_Records provided_.
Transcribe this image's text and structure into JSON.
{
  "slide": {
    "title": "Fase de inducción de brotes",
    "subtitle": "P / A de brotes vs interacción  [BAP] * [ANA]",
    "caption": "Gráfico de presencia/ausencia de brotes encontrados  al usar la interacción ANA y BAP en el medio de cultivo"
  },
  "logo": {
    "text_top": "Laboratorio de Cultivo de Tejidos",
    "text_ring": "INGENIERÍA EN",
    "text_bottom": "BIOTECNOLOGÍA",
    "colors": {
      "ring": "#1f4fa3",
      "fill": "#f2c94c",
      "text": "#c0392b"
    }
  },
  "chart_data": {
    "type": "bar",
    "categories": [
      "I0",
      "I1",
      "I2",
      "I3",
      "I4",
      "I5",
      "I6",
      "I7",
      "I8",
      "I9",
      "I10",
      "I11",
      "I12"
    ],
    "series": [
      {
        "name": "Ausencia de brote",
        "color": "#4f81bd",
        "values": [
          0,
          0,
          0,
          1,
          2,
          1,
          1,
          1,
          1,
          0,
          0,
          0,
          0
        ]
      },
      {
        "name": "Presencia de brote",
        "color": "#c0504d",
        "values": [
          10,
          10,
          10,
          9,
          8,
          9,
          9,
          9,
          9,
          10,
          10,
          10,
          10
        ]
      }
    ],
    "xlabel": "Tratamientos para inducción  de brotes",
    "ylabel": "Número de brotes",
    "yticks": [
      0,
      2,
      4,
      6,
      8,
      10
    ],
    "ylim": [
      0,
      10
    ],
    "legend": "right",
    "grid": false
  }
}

_Your task_.
Copy out every entry again, exactly as it was given.

_The solution_.
Transcribe this image's text and structure into JSON.
{
  "slide": {
    "title": "Fase de inducción de brotes",
    "subtitle": "P / A de brotes vs interacción  [BAP] * [ANA]",
    "caption": "Gráfico de presencia/ausencia de brotes encontrados  al usar la interacción ANA y BAP en el medio de cultivo"
  },
  "logo": {
    "text_top": "Laboratorio de Cultivo de Tejidos",
    "text_ring": "INGENIERÍA EN",
    "text_bottom": "BIOTECNOLOGÍA",
    "colors": {
      "ring": "#1f4fa3",
      "fill": "#f2c94c",
      "text": "#c0392b"
    }
  },
  "chart_data": {
    "type": "bar",
    "categories": [
      "I0",
      "I1",
      "I2",
      "I3",
      "I4",
      "I5",
      "I6",
      "I7",
      "I8",
      "I9",
      "I10",
      "I11",
      "I12"
    ],
    "series": [
      {
        "name": "Ausencia de brote",
        "color": "#4f81bd",
        "values": [
          0,
          0,
          0,
          1,
          2,
          1,
          1,
          1,
          1,
          0,
          0,
          0,
          0
        ]
      },
      {
        "name": "Presencia de brote",
        "color": "#c0504d",
        "values": [
          10,
          10,
          10,
          9,
          8,
          9,
          9,
          9,
          9,
          10,
          10,
          10,
          10
        ]
      }
    ],
    "xlabel": "Tratamientos para inducción  de brotes",
    "ylabel": "Número de brotes",
    "yticks": [
      0,
      2,
      4,
      6,
      8,
      10
    ],
    "ylim": [
      0,
      10
    ],
    "legend": "right",
    "grid": false
  }
}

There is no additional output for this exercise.